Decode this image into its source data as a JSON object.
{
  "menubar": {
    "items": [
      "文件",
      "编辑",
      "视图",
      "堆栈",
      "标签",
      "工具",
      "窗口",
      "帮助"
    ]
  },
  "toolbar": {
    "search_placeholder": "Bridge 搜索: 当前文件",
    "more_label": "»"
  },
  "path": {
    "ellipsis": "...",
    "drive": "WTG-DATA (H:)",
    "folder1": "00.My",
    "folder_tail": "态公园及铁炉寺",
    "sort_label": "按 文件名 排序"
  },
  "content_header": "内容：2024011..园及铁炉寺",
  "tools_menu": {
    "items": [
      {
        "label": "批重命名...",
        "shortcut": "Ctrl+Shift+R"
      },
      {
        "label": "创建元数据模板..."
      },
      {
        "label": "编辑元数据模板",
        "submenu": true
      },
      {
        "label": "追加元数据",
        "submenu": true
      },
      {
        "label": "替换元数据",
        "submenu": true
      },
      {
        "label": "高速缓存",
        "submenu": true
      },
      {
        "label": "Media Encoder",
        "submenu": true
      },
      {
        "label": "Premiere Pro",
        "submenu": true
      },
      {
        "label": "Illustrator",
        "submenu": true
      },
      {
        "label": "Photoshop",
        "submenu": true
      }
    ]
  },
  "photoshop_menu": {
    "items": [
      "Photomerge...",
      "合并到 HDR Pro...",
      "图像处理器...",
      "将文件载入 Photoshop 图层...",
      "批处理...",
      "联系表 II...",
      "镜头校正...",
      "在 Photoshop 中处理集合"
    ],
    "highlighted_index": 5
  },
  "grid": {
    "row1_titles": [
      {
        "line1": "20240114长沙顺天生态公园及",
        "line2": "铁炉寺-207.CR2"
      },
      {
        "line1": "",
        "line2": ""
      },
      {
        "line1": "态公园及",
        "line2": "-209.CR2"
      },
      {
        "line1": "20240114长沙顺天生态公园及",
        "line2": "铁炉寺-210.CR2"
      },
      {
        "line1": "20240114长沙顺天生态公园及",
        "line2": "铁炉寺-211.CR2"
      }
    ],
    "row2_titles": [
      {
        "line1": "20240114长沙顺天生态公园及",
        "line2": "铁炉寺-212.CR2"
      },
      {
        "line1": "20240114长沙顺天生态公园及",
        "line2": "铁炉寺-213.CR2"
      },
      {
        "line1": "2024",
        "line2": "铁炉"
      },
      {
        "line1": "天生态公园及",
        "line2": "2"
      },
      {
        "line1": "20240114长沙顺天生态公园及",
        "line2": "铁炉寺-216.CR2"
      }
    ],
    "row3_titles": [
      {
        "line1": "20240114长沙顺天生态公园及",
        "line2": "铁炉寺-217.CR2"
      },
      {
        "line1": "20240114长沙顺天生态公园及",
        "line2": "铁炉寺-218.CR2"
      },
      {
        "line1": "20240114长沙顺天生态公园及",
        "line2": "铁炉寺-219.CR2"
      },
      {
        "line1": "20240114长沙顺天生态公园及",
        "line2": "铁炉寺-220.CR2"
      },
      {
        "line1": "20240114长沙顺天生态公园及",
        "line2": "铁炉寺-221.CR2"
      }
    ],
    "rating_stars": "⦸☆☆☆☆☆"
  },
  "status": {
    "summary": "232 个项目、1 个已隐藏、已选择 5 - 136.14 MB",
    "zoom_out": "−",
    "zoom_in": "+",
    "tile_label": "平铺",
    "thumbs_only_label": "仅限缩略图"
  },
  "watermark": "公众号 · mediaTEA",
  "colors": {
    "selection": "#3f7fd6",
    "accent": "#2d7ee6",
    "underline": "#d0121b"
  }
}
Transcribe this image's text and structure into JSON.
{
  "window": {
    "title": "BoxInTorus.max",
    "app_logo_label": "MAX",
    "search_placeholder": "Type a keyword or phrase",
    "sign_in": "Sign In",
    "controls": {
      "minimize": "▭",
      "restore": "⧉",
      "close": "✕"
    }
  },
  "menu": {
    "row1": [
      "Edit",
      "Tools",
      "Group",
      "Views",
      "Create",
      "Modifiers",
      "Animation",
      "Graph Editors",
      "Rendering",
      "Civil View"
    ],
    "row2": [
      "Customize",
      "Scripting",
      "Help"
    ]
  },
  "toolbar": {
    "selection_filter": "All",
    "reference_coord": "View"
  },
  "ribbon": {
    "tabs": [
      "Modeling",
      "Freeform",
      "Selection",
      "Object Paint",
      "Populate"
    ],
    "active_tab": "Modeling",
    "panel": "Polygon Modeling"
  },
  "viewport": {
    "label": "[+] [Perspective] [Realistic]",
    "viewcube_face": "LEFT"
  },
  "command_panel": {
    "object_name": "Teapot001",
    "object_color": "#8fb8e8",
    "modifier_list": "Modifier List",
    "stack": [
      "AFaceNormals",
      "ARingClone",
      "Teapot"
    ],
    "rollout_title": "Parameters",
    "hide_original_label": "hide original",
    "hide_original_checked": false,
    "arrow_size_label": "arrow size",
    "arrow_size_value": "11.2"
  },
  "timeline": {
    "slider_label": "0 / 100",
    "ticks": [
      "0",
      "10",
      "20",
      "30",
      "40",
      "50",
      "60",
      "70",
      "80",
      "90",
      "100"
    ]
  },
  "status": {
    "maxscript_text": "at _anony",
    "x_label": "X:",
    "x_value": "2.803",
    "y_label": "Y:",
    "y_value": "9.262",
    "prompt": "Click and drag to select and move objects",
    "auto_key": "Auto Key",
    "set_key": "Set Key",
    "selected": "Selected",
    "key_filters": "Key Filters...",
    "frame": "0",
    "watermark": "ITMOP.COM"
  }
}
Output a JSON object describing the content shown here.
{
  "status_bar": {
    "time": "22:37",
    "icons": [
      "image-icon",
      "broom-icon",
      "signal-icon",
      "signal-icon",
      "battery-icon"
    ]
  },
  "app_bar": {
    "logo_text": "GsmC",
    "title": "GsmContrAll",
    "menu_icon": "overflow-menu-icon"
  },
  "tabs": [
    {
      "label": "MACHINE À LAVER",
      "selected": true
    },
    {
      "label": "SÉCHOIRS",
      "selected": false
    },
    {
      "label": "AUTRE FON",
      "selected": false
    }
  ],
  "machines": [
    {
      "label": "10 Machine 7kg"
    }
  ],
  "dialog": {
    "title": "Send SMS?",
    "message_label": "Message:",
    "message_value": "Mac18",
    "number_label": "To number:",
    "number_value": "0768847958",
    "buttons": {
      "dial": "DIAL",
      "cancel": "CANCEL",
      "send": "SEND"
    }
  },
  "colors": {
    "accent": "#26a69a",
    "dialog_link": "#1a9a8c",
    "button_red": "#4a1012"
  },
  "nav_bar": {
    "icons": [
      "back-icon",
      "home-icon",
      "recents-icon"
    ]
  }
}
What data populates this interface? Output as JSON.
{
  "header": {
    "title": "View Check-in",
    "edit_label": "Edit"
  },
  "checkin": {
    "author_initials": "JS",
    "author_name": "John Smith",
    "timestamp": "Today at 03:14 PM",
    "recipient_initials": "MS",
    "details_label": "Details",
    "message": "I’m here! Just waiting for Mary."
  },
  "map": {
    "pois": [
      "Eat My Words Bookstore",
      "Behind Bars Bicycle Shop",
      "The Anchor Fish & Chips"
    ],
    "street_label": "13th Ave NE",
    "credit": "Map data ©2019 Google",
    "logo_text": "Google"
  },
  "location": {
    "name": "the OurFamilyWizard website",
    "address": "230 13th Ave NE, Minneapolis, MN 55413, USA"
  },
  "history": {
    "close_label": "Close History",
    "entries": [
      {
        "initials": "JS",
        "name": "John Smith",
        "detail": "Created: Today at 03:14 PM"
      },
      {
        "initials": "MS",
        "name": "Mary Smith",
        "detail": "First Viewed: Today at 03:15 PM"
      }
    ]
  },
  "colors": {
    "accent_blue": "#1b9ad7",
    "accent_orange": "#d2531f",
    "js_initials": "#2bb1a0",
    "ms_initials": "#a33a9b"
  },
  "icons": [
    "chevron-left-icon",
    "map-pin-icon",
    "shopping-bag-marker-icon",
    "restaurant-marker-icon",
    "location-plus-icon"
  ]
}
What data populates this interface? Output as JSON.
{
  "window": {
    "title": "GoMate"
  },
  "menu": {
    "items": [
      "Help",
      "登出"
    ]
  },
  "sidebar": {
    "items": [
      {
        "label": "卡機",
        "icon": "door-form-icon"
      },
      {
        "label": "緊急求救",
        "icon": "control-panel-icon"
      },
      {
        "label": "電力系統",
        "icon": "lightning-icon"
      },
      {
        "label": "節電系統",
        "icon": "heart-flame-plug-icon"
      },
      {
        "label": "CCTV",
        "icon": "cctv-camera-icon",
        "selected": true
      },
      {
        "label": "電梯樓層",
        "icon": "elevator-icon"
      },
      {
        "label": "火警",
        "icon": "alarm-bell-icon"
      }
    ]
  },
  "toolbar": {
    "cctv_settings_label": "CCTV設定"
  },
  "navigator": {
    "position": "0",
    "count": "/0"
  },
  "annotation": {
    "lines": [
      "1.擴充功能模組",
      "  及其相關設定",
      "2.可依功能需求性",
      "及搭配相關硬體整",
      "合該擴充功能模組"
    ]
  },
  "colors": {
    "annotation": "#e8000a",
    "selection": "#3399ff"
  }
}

§ **TASK DETAILS**
Copy each line containing the word "selected" from the data.

§ **SOLVED EXERCISE**
    "selected": "Selected",
      "selected": true
      "selected": false
      "selected": false
        "selected": true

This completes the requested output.